# start of Listing

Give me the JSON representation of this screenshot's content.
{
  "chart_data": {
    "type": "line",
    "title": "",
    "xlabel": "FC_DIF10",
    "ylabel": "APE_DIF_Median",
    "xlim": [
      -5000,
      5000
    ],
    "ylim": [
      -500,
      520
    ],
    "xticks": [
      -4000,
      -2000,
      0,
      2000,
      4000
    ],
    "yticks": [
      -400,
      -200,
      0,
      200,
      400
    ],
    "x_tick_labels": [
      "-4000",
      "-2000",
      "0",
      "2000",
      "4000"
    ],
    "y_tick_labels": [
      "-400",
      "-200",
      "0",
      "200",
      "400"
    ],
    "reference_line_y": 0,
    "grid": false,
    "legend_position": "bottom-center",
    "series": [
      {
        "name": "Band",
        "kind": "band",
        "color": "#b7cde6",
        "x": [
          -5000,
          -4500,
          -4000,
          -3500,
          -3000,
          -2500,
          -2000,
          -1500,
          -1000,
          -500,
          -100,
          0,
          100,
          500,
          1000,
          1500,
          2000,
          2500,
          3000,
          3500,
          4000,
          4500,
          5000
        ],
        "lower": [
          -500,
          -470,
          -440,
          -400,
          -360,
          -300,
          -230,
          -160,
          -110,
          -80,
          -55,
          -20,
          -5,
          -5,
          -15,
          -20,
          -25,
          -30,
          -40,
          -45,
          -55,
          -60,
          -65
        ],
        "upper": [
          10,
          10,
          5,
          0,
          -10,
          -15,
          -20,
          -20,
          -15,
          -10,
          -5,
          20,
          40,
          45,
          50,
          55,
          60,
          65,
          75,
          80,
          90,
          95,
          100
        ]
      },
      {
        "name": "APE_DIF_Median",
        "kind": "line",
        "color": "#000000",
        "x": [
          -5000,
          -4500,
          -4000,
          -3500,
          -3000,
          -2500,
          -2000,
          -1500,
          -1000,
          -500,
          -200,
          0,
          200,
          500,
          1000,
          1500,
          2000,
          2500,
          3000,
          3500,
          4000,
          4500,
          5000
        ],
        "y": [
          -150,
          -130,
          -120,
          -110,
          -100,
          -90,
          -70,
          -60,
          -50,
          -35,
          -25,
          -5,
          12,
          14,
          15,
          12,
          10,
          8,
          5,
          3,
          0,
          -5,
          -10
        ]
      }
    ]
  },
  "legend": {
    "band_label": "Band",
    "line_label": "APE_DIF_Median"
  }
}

# end of Listing

#### Task prompt
Type out the full listing again, exactly as given.

#### Task solution
Give me the JSON representation of this screenshot's content.
{
  "chart_data": {
    "type": "line",
    "title": "",
    "xlabel": "FC_DIF10",
    "ylabel": "APE_DIF_Median",
    "xlim": [
      -5000,
      5000
    ],
    "ylim": [
      -500,
      520
    ],
    "xticks": [
      -4000,
      -2000,
      0,
      2000,
      4000
    ],
    "yticks": [
      -400,
      -200,
      0,
      200,
      400
    ],
    "x_tick_labels": [
      "-4000",
      "-2000",
      "0",
      "2000",
      "4000"
    ],
    "y_tick_labels": [
      "-400",
      "-200",
      "0",
      "200",
      "400"
    ],
    "reference_line_y": 0,
    "grid": false,
    "legend_position": "bottom-center",
    "series": [
      {
        "name": "Band",
        "kind": "band",
        "color": "#b7cde6",
        "x": [
          -5000,
          -4500,
          -4000,
          -3500,
          -3000,
          -2500,
          -2000,
          -1500,
          -1000,
          -500,
          -100,
          0,
          100,
          500,
          1000,
          1500,
          2000,
          2500,
          3000,
          3500,
          4000,
          4500,
          5000
        ],
        "lower": [
          -500,
          -470,
          -440,
          -400,
          -360,
          -300,
          -230,
          -160,
          -110,
          -80,
          -55,
          -20,
          -5,
          -5,
          -15,
          -20,
          -25,
          -30,
          -40,
          -45,
          -55,
          -60,
          -65
        ],
        "upper": [
          10,
          10,
          5,
          0,
          -10,
          -15,
          -20,
          -20,
          -15,
          -10,
          -5,
          20,
          40,
          45,
          50,
          55,
          60,
          65,
          75,
          80,
          90,
          95,
          100
        ]
      },
      {
        "name": "APE_DIF_Median",
        "kind": "line",
        "color": "#000000",
        "x": [
          -5000,
          -4500,
          -4000,
          -3500,
          -3000,
          -2500,
          -2000,
          -1500,
          -1000,
          -500,
          -200,
          0,
          200,
          500,
          1000,
          1500,
          2000,
          2500,
          3000,
          3500,
          4000,
          4500,
          5000
        ],
        "y": [
          -150,
          -130,
          -120,
          -110,
          -100,
          -90,
          -70,
          -60,
          -50,
          -35,
          -25,
          -5,
          12,
          14,
          15,
          12,
          10,
          8,
          5,
          3,
          0,
          -5,
          -10
        ]
      }
    ]
  },
  "legend": {
    "band_label": "Band",
    "line_label": "APE_DIF_Median"
  }
}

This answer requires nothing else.